### Collection entries

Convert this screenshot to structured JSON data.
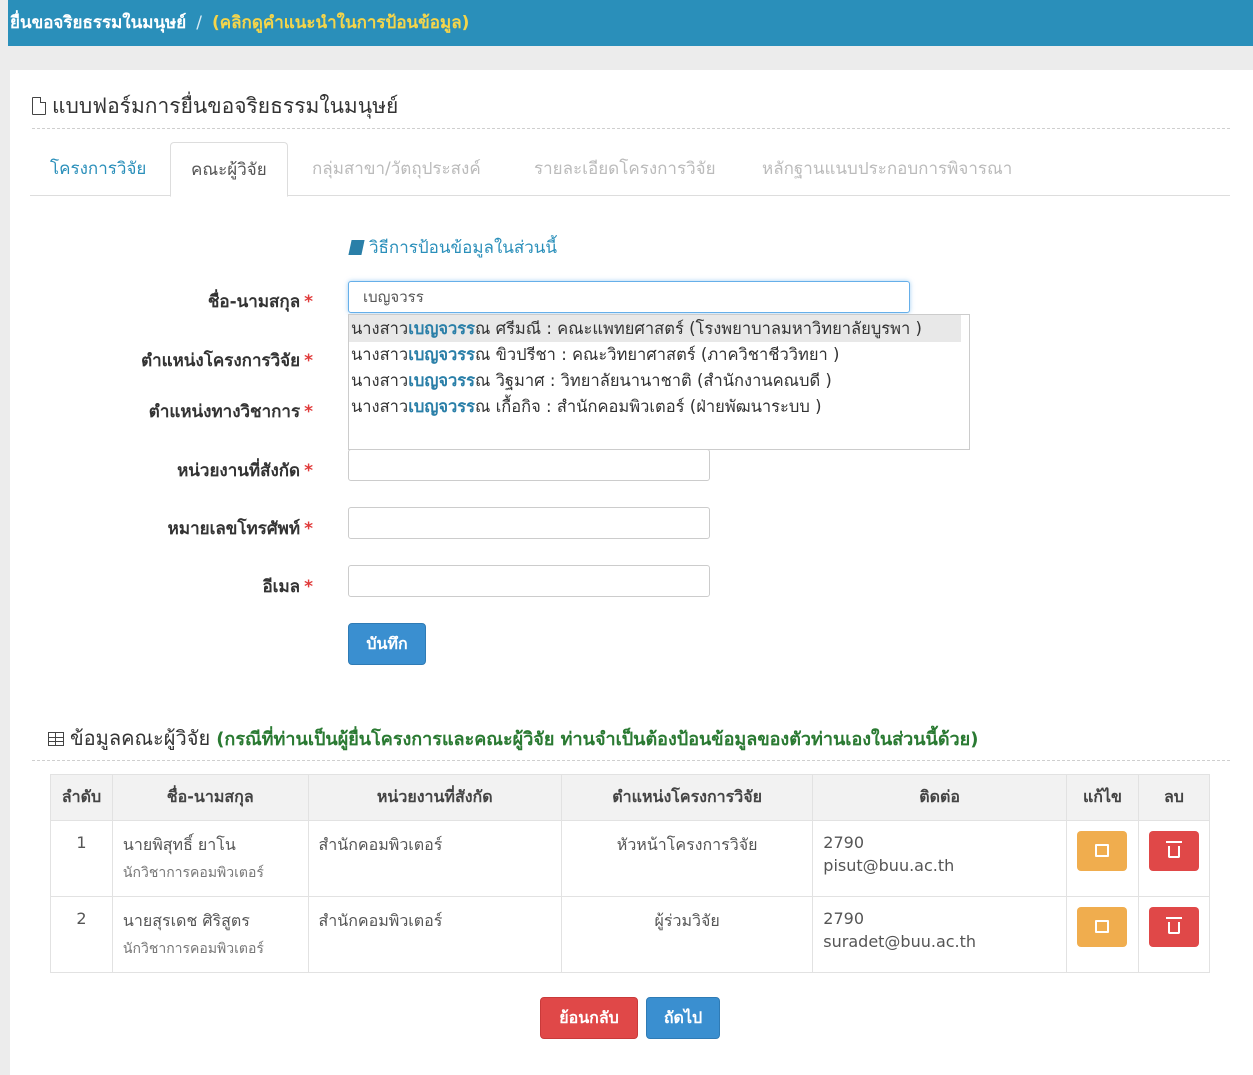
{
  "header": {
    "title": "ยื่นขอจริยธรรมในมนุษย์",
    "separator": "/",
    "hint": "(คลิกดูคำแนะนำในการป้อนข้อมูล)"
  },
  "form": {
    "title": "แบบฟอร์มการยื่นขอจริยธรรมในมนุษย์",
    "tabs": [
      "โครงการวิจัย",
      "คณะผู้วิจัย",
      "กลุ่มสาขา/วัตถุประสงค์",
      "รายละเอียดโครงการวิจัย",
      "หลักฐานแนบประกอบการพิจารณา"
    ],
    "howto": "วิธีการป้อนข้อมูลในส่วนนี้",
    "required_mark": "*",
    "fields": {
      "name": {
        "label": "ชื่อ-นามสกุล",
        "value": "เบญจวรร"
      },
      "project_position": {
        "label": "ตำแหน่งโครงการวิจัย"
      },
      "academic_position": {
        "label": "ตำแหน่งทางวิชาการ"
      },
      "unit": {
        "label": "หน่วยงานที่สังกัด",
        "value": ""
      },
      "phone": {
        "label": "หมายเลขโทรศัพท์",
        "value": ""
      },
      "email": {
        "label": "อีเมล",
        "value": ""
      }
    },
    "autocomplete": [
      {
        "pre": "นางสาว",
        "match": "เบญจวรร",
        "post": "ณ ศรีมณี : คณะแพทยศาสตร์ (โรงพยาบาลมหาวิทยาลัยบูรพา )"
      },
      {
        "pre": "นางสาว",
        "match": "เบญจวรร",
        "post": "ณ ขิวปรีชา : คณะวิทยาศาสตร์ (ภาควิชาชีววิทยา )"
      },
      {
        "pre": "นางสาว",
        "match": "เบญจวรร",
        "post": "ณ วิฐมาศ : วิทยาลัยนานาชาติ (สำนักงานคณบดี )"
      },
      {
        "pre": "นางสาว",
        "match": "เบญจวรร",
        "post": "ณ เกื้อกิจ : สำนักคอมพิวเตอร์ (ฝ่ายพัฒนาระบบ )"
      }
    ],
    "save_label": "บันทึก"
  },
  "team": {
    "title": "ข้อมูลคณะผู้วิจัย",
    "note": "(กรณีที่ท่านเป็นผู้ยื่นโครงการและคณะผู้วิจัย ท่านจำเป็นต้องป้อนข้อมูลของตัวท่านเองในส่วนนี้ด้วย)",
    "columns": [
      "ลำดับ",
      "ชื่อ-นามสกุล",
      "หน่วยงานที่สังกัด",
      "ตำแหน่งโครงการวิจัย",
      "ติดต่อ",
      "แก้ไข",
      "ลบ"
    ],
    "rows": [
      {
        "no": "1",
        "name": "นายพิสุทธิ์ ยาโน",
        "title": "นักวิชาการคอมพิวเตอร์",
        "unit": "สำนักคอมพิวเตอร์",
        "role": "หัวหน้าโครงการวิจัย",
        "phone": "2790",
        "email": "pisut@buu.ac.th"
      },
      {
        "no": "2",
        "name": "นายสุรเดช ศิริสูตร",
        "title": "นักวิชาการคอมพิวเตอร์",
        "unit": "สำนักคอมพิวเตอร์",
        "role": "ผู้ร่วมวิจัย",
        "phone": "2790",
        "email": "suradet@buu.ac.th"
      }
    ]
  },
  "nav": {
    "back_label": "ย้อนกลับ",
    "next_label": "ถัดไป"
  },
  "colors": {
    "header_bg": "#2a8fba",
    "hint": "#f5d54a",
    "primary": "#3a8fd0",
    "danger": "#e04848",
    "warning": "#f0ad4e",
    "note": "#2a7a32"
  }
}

### Work to complete
Restate the records word for word, omitting images.

### Written answer
Convert this screenshot to structured JSON data.
{
  "header": {
    "title": "ยื่นขอจริยธรรมในมนุษย์",
    "separator": "/",
    "hint": "(คลิกดูคำแนะนำในการป้อนข้อมูล)"
  },
  "form": {
    "title": "แบบฟอร์มการยื่นขอจริยธรรมในมนุษย์",
    "tabs": [
      "โครงการวิจัย",
      "คณะผู้วิจัย",
      "กลุ่มสาขา/วัตถุประสงค์",
      "รายละเอียดโครงการวิจัย",
      "หลักฐานแนบประกอบการพิจารณา"
    ],
    "howto": "วิธีการป้อนข้อมูลในส่วนนี้",
    "required_mark": "*",
    "fields": {
      "name": {
        "label": "ชื่อ-นามสกุล",
        "value": "เบญจวรร"
      },
      "project_position": {
        "label": "ตำแหน่งโครงการวิจัย"
      },
      "academic_position": {
        "label": "ตำแหน่งทางวิชาการ"
      },
      "unit": {
        "label": "หน่วยงานที่สังกัด",
        "value": ""
      },
      "phone": {
        "label": "หมายเลขโทรศัพท์",
        "value": ""
      },
      "email": {
        "label": "อีเมล",
        "value": ""
      }
    },
    "autocomplete": [
      {
        "pre": "นางสาว",
        "match": "เบญจวรร",
        "post": "ณ ศรีมณี : คณะแพทยศาสตร์ (โรงพยาบาลมหาวิทยาลัยบูรพา )"
      },
      {
        "pre": "นางสาว",
        "match": "เบญจวรร",
        "post": "ณ ขิวปรีชา : คณะวิทยาศาสตร์ (ภาควิชาชีววิทยา )"
      },
      {
        "pre": "นางสาว",
        "match": "เบญจวรร",
        "post": "ณ วิฐมาศ : วิทยาลัยนานาชาติ (สำนักงานคณบดี )"
      },
      {
        "pre": "นางสาว",
        "match": "เบญจวรร",
        "post": "ณ เกื้อกิจ : สำนักคอมพิวเตอร์ (ฝ่ายพัฒนาระบบ )"
      }
    ],
    "save_label": "บันทึก"
  },
  "team": {
    "title": "ข้อมูลคณะผู้วิจัย",
    "note": "(กรณีที่ท่านเป็นผู้ยื่นโครงการและคณะผู้วิจัย ท่านจำเป็นต้องป้อนข้อมูลของตัวท่านเองในส่วนนี้ด้วย)",
    "columns": [
      "ลำดับ",
      "ชื่อ-นามสกุล",
      "หน่วยงานที่สังกัด",
      "ตำแหน่งโครงการวิจัย",
      "ติดต่อ",
      "แก้ไข",
      "ลบ"
    ],
    "rows": [
      {
        "no": "1",
        "name": "นายพิสุทธิ์ ยาโน",
        "title": "นักวิชาการคอมพิวเตอร์",
        "unit": "สำนักคอมพิวเตอร์",
        "role": "หัวหน้าโครงการวิจัย",
        "phone": "2790",
        "email": "pisut@buu.ac.th"
      },
      {
        "no": "2",
        "name": "นายสุรเดช ศิริสูตร",
        "title": "นักวิชาการคอมพิวเตอร์",
        "unit": "สำนักคอมพิวเตอร์",
        "role": "ผู้ร่วมวิจัย",
        "phone": "2790",
        "email": "suradet@buu.ac.th"
      }
    ]
  },
  "nav": {
    "back_label": "ย้อนกลับ",
    "next_label": "ถัดไป"
  },
  "colors": {
    "header_bg": "#2a8fba",
    "hint": "#f5d54a",
    "primary": "#3a8fd0",
    "danger": "#e04848",
    "warning": "#f0ad4e",
    "note": "#2a7a32"
  }
}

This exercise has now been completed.